* **Task requirements**:
In the data below, locate each line with the word "JSON" and list it.

* **Data lines**:
--------------------------------
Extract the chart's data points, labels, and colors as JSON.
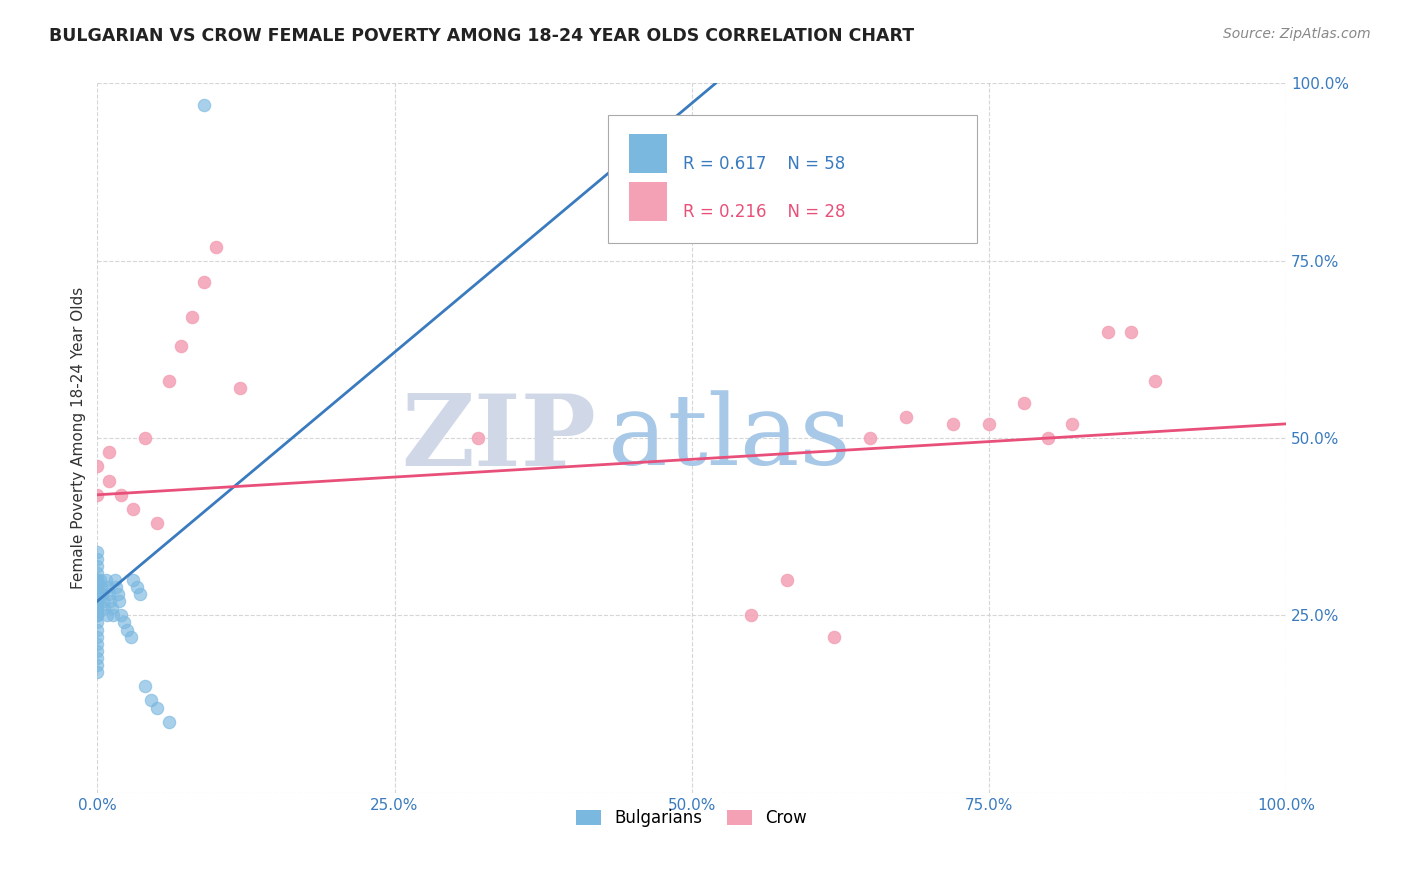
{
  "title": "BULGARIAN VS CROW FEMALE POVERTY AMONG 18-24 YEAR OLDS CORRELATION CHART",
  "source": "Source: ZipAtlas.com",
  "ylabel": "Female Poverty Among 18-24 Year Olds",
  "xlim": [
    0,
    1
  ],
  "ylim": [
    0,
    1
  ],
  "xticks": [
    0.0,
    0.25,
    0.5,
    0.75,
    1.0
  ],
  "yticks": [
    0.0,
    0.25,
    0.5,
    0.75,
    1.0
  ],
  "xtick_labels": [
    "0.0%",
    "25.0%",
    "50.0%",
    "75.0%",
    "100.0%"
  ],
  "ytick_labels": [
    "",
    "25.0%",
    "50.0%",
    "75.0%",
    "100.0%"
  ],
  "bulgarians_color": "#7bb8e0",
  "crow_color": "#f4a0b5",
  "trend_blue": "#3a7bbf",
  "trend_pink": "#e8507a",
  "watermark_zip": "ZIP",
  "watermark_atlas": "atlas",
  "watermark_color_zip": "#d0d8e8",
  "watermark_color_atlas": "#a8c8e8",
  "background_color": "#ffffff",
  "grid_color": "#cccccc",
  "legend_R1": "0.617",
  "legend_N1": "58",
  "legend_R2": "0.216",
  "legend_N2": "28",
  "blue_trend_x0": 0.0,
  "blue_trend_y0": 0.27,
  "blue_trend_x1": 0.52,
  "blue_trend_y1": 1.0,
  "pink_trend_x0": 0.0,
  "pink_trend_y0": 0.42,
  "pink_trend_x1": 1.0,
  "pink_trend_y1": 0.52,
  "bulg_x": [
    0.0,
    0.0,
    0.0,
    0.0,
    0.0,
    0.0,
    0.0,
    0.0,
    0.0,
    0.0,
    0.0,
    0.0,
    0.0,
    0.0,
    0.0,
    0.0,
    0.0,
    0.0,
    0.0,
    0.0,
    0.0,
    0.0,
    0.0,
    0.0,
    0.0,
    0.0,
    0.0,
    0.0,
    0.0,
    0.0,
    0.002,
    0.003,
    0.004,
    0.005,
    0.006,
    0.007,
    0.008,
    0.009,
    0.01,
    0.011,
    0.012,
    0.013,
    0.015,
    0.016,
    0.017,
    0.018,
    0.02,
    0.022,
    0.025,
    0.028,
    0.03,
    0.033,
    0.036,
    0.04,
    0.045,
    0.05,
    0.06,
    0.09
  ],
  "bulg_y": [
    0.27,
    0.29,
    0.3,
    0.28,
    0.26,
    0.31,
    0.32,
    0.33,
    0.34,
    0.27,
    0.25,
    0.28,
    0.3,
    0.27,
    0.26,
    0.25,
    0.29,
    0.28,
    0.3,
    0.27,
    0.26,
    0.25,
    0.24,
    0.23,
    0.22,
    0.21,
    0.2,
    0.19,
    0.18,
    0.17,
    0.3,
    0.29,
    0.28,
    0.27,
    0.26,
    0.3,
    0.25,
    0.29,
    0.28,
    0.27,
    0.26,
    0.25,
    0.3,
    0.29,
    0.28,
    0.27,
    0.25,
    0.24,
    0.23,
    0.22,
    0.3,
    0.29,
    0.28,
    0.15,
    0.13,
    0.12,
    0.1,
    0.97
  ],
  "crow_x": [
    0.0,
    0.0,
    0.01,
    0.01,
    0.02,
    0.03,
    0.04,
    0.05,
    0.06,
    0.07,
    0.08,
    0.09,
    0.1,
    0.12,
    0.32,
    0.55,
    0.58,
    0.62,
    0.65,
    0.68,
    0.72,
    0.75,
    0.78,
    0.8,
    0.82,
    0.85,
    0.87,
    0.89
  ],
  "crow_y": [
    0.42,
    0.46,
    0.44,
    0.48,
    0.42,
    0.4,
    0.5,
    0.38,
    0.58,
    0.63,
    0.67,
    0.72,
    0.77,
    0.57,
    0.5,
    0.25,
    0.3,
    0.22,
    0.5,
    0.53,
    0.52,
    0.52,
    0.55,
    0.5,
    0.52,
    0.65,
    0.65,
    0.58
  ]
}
--------------------------------
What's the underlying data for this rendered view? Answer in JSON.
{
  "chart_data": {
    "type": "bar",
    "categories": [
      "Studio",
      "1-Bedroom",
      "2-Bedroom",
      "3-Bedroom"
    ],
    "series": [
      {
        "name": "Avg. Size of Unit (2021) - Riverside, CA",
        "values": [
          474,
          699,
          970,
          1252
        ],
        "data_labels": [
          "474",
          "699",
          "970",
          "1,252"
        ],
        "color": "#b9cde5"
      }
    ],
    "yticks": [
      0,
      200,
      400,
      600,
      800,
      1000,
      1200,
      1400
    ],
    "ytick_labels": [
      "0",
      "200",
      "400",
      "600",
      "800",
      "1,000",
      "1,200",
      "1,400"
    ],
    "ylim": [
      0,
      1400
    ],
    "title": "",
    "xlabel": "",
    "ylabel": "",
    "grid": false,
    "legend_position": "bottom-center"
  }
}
--------------------------------
* **Solved problem**:
Extract the chart's data points, labels, and colors as JSON.
What's the underlying data for this rendered view? Answer in JSON.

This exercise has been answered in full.